What to do -> Make an exact copy of each entry, leaving out every picture.

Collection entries
----
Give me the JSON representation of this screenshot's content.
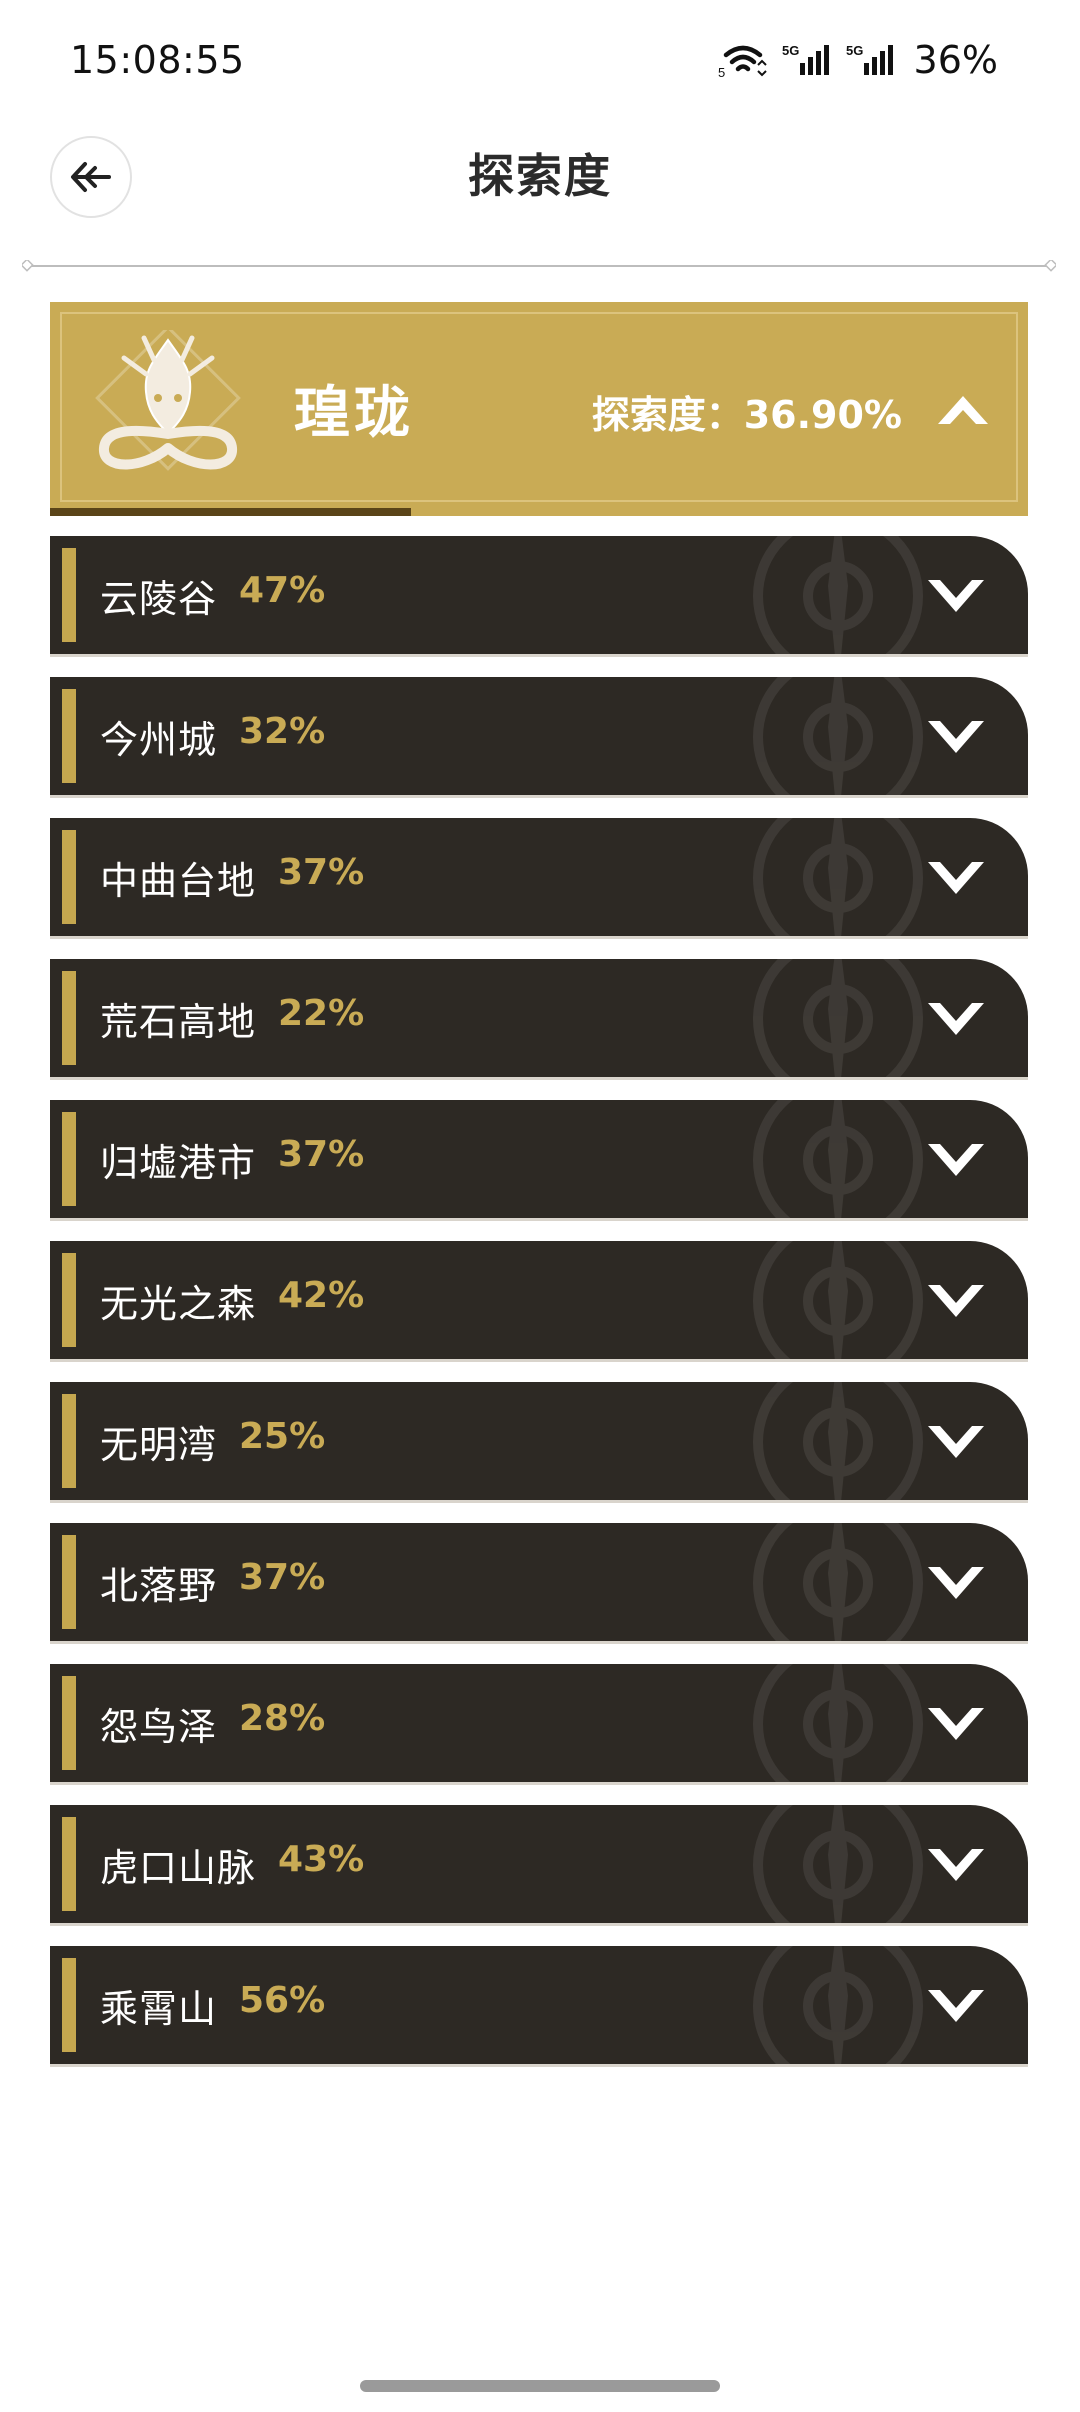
{
  "status_bar": {
    "time": "15:08:55",
    "battery": "36%",
    "sim1": "5G",
    "sim2": "5G",
    "wifi_label": "5"
  },
  "header": {
    "title": "探索度"
  },
  "region": {
    "name": "瑝珑",
    "progress_label": "探索度：36.90%",
    "progress_value": 0.369
  },
  "areas": [
    {
      "name": "云陵谷",
      "pct": "47%"
    },
    {
      "name": "今州城",
      "pct": "32%"
    },
    {
      "name": "中曲台地",
      "pct": "37%"
    },
    {
      "name": "荒石高地",
      "pct": "22%"
    },
    {
      "name": "归墟港市",
      "pct": "37%"
    },
    {
      "name": "无光之森",
      "pct": "42%"
    },
    {
      "name": "无明湾",
      "pct": "25%"
    },
    {
      "name": "北落野",
      "pct": "37%"
    },
    {
      "name": "怨鸟泽",
      "pct": "28%"
    },
    {
      "name": "虎口山脉",
      "pct": "43%"
    },
    {
      "name": "乘霄山",
      "pct": "56%"
    }
  ],
  "colors": {
    "gold": "#c9ab55",
    "row_bg": "#2d2924",
    "accent": "#c5a74f"
  },
  "icons": {
    "back": "back-arrow-icon",
    "collapse": "chevron-up-icon",
    "expand": "chevron-down-icon",
    "emblem": "dragon-emblem-icon"
  }
}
----
Reply ->
Give me the JSON representation of this screenshot's content.
{
  "status_bar": {
    "time": "15:08:55",
    "battery": "36%",
    "sim1": "5G",
    "sim2": "5G",
    "wifi_label": "5"
  },
  "header": {
    "title": "探索度"
  },
  "region": {
    "name": "瑝珑",
    "progress_label": "探索度：36.90%",
    "progress_value": 0.369
  },
  "areas": [
    {
      "name": "云陵谷",
      "pct": "47%"
    },
    {
      "name": "今州城",
      "pct": "32%"
    },
    {
      "name": "中曲台地",
      "pct": "37%"
    },
    {
      "name": "荒石高地",
      "pct": "22%"
    },
    {
      "name": "归墟港市",
      "pct": "37%"
    },
    {
      "name": "无光之森",
      "pct": "42%"
    },
    {
      "name": "无明湾",
      "pct": "25%"
    },
    {
      "name": "北落野",
      "pct": "37%"
    },
    {
      "name": "怨鸟泽",
      "pct": "28%"
    },
    {
      "name": "虎口山脉",
      "pct": "43%"
    },
    {
      "name": "乘霄山",
      "pct": "56%"
    }
  ],
  "colors": {
    "gold": "#c9ab55",
    "row_bg": "#2d2924",
    "accent": "#c5a74f"
  },
  "icons": {
    "back": "back-arrow-icon",
    "collapse": "chevron-up-icon",
    "expand": "chevron-down-icon",
    "emblem": "dragon-emblem-icon"
  }
}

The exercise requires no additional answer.